* **Description of the task**:
Print the records again, character for character.

* **Records for the task**:
——
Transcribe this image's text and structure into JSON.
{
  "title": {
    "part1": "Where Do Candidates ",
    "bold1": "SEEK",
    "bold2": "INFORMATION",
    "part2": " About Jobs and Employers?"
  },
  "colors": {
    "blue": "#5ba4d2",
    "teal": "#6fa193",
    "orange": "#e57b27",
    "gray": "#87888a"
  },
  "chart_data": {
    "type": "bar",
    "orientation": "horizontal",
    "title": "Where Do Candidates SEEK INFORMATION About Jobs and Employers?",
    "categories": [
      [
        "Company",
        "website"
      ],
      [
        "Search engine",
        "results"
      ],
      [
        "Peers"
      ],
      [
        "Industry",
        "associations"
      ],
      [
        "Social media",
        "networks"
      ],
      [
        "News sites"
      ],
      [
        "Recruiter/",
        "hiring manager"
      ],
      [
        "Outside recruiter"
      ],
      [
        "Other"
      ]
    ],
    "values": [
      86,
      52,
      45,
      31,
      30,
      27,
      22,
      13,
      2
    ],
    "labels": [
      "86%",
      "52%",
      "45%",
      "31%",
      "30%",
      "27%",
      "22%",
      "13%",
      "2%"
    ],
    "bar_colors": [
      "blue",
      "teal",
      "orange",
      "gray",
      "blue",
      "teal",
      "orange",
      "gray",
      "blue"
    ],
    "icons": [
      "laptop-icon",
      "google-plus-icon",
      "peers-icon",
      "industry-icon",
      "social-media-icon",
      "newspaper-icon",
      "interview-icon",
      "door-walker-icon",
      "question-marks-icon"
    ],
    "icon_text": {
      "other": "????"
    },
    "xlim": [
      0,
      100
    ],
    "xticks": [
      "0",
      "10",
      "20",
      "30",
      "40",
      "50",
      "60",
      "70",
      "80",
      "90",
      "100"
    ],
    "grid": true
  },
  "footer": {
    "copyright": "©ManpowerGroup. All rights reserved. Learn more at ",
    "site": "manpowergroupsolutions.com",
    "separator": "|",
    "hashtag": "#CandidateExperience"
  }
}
——
* **Written response**:
Transcribe this image's text and structure into JSON.
{
  "title": {
    "part1": "Where Do Candidates ",
    "bold1": "SEEK",
    "bold2": "INFORMATION",
    "part2": " About Jobs and Employers?"
  },
  "colors": {
    "blue": "#5ba4d2",
    "teal": "#6fa193",
    "orange": "#e57b27",
    "gray": "#87888a"
  },
  "chart_data": {
    "type": "bar",
    "orientation": "horizontal",
    "title": "Where Do Candidates SEEK INFORMATION About Jobs and Employers?",
    "categories": [
      [
        "Company",
        "website"
      ],
      [
        "Search engine",
        "results"
      ],
      [
        "Peers"
      ],
      [
        "Industry",
        "associations"
      ],
      [
        "Social media",
        "networks"
      ],
      [
        "News sites"
      ],
      [
        "Recruiter/",
        "hiring manager"
      ],
      [
        "Outside recruiter"
      ],
      [
        "Other"
      ]
    ],
    "values": [
      86,
      52,
      45,
      31,
      30,
      27,
      22,
      13,
      2
    ],
    "labels": [
      "86%",
      "52%",
      "45%",
      "31%",
      "30%",
      "27%",
      "22%",
      "13%",
      "2%"
    ],
    "bar_colors": [
      "blue",
      "teal",
      "orange",
      "gray",
      "blue",
      "teal",
      "orange",
      "gray",
      "blue"
    ],
    "icons": [
      "laptop-icon",
      "google-plus-icon",
      "peers-icon",
      "industry-icon",
      "social-media-icon",
      "newspaper-icon",
      "interview-icon",
      "door-walker-icon",
      "question-marks-icon"
    ],
    "icon_text": {
      "other": "????"
    },
    "xlim": [
      0,
      100
    ],
    "xticks": [
      "0",
      "10",
      "20",
      "30",
      "40",
      "50",
      "60",
      "70",
      "80",
      "90",
      "100"
    ],
    "grid": true
  },
  "footer": {
    "copyright": "©ManpowerGroup. All rights reserved. Learn more at ",
    "site": "manpowergroupsolutions.com",
    "separator": "|",
    "hashtag": "#CandidateExperience"
  }
}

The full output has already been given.